— INPUT ROWS —

+ + + + +

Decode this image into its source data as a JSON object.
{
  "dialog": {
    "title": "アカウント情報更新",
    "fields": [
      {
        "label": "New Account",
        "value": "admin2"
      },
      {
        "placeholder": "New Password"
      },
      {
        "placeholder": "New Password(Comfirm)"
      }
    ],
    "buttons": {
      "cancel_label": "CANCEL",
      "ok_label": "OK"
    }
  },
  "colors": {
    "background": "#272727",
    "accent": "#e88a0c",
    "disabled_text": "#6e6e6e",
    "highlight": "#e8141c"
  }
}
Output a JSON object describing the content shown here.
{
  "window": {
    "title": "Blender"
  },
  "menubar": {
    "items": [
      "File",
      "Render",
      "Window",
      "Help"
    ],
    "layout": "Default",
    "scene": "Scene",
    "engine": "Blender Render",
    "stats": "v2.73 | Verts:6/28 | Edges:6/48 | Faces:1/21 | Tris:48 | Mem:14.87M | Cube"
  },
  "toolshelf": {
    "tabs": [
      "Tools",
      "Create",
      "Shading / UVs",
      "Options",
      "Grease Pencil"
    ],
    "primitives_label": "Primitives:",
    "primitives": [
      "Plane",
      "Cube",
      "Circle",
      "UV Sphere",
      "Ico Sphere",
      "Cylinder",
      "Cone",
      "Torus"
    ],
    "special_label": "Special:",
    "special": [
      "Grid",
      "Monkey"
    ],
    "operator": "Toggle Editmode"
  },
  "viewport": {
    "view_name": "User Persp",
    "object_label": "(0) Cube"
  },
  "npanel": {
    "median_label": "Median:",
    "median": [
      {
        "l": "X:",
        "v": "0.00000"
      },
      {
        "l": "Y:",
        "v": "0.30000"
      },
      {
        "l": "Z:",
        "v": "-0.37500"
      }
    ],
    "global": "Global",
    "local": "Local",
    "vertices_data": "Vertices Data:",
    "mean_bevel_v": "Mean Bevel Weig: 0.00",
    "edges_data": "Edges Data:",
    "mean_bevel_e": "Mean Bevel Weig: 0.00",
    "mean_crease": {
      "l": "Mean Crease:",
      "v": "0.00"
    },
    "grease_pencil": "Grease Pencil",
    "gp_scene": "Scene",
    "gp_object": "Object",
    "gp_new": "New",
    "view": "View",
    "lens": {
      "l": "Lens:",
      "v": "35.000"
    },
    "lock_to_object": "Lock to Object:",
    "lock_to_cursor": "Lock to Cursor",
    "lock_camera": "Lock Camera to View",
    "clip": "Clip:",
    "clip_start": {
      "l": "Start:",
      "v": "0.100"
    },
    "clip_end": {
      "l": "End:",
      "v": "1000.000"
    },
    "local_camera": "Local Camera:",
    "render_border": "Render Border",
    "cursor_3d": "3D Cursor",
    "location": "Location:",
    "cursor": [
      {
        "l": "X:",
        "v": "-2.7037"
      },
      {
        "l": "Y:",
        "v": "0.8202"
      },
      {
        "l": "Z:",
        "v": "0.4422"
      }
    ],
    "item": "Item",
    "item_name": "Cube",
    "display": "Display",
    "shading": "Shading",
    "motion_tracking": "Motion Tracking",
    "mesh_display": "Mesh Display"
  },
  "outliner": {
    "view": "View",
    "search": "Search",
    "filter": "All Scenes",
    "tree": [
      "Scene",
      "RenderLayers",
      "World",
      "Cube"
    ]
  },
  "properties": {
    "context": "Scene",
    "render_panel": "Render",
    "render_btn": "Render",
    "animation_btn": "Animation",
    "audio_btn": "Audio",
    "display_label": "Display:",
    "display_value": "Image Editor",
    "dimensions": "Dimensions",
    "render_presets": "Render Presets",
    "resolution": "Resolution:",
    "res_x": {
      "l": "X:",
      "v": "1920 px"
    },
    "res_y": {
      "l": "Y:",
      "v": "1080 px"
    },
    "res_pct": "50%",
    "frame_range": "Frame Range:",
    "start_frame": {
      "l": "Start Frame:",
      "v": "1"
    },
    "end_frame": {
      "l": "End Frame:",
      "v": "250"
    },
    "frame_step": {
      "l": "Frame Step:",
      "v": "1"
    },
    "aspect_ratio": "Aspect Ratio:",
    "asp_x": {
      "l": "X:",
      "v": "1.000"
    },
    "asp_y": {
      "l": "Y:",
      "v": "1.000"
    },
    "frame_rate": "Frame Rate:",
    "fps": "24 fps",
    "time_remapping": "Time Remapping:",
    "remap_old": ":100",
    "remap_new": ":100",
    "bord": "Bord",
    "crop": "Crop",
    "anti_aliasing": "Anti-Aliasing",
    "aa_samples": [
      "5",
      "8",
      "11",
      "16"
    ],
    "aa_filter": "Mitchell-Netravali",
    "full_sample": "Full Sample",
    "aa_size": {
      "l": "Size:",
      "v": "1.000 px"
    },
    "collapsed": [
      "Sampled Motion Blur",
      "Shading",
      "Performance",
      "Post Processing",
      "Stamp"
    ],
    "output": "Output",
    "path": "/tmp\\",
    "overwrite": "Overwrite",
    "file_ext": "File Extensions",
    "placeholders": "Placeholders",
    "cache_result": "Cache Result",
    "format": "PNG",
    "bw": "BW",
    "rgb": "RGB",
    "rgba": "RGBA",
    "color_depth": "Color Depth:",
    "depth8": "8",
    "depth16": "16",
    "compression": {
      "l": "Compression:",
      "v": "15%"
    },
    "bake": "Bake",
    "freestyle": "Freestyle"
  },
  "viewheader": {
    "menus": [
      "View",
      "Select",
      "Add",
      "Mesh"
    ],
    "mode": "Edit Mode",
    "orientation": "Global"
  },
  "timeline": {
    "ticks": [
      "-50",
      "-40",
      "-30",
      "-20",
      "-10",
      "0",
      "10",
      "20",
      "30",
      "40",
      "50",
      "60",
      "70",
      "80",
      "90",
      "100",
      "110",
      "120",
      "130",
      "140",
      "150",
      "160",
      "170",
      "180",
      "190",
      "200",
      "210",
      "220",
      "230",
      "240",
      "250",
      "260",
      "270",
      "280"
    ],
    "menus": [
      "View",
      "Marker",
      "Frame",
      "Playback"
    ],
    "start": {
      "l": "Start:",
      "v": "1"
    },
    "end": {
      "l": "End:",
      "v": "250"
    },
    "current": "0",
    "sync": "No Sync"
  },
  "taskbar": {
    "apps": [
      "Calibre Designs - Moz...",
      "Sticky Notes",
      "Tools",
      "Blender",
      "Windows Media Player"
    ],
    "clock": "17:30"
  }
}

+ + + + +

— WHAT YOU WILL DO —
Copy each line of the listing that includes "Motion".

— SOLUTION TO THIS TASK —
    "motion_tracking": "Motion Tracking",
      "Sampled Motion Blur",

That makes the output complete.